DATA FOR THE TASK:
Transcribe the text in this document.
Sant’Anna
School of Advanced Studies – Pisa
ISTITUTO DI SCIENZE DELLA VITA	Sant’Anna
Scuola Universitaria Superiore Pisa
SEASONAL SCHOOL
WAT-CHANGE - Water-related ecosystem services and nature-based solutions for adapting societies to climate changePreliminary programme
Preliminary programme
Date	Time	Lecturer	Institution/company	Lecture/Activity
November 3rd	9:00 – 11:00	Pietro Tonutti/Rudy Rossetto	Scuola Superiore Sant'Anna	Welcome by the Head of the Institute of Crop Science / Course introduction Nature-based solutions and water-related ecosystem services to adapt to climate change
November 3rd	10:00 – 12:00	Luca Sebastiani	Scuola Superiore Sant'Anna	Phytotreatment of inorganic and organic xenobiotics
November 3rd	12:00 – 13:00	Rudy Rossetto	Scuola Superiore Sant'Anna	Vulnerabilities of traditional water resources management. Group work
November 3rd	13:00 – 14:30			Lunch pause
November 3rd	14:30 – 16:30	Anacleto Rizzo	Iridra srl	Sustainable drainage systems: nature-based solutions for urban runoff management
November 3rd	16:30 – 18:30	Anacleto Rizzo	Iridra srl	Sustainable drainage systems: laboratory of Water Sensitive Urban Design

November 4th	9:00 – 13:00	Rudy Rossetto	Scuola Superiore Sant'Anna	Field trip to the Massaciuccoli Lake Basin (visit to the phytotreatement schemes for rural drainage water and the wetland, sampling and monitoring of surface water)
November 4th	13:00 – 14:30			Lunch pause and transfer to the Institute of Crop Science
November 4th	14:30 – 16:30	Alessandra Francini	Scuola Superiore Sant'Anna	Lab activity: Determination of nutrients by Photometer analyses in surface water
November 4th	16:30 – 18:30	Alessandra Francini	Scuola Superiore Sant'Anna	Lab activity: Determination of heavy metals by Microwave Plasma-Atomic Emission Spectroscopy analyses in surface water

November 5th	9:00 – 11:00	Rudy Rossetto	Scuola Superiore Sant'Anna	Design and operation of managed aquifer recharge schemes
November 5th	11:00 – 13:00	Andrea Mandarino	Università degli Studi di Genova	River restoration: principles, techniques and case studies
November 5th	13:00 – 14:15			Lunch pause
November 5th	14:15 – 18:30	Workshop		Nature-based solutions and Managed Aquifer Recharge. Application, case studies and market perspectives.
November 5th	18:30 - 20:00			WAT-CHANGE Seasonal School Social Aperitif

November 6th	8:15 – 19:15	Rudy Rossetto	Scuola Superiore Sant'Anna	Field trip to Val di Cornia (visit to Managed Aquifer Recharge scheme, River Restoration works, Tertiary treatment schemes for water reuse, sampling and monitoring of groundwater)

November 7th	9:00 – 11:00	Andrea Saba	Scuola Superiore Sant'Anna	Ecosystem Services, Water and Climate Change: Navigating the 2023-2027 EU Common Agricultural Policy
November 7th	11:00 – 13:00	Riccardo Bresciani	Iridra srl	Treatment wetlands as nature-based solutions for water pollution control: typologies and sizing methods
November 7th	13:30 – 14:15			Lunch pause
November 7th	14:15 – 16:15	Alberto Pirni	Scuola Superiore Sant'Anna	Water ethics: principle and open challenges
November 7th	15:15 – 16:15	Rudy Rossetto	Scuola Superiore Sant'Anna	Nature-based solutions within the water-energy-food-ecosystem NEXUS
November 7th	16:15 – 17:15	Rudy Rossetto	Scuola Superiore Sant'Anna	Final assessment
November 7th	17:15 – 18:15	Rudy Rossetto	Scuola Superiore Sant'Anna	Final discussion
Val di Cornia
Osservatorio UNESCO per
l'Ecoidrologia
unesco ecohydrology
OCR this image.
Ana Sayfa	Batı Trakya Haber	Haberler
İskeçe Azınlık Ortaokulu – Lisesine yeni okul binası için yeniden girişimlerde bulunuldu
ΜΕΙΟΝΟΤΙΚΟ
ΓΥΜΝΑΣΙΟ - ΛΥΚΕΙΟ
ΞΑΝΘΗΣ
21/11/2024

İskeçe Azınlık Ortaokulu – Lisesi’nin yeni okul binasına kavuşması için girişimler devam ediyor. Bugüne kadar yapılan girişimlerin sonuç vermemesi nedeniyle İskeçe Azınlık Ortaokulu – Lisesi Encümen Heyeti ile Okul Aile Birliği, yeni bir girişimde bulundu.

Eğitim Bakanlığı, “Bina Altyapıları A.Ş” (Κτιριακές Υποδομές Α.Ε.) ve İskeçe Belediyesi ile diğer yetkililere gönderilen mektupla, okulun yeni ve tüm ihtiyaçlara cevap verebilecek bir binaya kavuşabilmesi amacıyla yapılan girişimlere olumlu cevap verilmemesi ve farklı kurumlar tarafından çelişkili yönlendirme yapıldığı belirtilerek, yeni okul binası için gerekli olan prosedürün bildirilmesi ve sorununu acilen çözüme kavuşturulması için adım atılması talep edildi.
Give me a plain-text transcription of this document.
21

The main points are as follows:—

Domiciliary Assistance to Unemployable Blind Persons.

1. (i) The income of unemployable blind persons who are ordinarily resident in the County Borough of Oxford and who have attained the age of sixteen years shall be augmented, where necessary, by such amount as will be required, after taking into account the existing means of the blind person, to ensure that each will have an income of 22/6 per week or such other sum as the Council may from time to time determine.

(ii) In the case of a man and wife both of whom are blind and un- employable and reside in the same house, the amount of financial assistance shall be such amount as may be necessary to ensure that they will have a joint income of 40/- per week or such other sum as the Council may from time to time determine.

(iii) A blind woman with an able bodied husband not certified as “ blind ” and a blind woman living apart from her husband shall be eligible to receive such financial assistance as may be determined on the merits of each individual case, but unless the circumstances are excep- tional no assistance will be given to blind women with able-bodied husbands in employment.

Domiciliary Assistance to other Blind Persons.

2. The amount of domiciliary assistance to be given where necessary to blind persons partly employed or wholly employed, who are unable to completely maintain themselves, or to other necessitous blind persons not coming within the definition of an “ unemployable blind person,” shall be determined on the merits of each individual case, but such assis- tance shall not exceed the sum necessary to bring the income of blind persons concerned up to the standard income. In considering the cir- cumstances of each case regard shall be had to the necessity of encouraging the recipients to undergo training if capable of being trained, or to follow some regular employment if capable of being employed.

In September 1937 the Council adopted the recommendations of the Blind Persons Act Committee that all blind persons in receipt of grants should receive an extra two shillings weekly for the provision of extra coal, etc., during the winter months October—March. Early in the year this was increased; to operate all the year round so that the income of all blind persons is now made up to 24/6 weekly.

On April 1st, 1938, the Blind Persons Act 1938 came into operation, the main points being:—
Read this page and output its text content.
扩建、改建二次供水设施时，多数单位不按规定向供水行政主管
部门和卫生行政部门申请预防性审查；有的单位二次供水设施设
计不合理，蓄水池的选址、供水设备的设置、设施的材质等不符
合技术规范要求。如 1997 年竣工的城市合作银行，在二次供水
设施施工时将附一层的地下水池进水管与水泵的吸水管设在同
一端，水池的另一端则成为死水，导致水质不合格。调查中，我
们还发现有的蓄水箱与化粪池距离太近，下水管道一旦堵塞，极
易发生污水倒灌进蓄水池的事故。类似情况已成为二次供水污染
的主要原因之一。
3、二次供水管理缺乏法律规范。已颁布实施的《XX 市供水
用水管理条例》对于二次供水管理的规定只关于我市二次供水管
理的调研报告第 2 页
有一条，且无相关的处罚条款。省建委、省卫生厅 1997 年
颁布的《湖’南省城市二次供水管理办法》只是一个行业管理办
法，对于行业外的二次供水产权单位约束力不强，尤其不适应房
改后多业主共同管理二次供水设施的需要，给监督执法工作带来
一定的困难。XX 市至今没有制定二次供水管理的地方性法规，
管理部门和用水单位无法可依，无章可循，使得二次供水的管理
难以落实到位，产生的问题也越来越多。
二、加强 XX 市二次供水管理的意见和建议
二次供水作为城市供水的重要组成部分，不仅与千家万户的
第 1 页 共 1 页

WRITTEN TASK:
Return each line of the data that contains the string "text".

IN RESPONSE:
Transcribe the text in this document.
Give me a plain-text transcription of this document.
Read this page and output its text content.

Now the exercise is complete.